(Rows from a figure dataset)
● ● ● ● ●

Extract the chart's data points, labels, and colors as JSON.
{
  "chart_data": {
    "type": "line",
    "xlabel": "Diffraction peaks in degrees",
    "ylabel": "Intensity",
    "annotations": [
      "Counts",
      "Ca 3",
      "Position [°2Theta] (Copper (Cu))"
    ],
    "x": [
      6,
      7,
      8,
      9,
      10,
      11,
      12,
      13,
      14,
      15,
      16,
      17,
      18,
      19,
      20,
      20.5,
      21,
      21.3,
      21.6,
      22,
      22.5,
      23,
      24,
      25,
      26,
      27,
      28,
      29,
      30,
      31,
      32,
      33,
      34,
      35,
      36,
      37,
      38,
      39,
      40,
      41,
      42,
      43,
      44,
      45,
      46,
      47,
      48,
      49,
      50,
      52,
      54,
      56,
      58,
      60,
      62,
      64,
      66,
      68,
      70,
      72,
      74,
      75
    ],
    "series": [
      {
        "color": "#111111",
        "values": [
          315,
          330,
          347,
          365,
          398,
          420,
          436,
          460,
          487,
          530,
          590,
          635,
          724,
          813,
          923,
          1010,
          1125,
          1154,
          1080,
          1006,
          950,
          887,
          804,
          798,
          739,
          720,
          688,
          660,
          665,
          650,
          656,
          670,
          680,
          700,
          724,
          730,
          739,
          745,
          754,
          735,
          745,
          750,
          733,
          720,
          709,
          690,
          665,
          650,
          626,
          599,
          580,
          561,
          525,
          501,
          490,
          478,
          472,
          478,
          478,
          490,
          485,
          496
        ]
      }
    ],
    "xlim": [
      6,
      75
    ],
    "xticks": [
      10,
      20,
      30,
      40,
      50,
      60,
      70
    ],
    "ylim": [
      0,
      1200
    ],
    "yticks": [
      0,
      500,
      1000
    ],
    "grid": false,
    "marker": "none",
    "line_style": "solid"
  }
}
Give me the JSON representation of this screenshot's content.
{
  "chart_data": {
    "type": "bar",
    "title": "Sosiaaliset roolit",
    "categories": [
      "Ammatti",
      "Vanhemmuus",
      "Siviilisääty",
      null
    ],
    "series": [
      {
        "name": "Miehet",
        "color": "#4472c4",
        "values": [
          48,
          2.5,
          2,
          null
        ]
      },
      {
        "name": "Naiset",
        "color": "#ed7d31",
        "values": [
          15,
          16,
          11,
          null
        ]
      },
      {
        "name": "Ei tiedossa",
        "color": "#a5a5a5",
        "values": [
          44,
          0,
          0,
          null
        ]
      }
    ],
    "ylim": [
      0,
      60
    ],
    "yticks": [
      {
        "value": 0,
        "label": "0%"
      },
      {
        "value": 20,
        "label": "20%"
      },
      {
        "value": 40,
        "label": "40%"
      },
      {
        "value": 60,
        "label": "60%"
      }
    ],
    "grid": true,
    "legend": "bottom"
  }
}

● ● ● ● ●

▸ **Set problem**: Every line from the one containing "Give me the" through the end of the data must be repeated exactly, and no other line.

▸ **Response to the task**:
Give me the JSON representation of this screenshot's content.
{
  "chart_data": {
    "type": "bar",
    "title": "Sosiaaliset roolit",
    "categories": [
      "Ammatti",
      "Vanhemmuus",
      "Siviilisääty",
      null
    ],
    "series": [
      {
        "name": "Miehet",
        "color": "#4472c4",
        "values": [
          48,
          2.5,
          2,
          null
        ]
      },
      {
        "name": "Naiset",
        "color": "#ed7d31",
        "values": [
          15,
          16,
          11,
          null
        ]
      },
      {
        "name": "Ei tiedossa",
        "color": "#a5a5a5",
        "values": [
          44,
          0,
          0,
          null
        ]
      }
    ],
    "ylim": [
      0,
      60
    ],
    "yticks": [
      {
        "value": 0,
        "label": "0%"
      },
      {
        "value": 20,
        "label": "20%"
      },
      {
        "value": 40,
        "label": "40%"
      },
      {
        "value": 60,
        "label": "60%"
      }
    ],
    "grid": true,
    "legend": "bottom"
  }
}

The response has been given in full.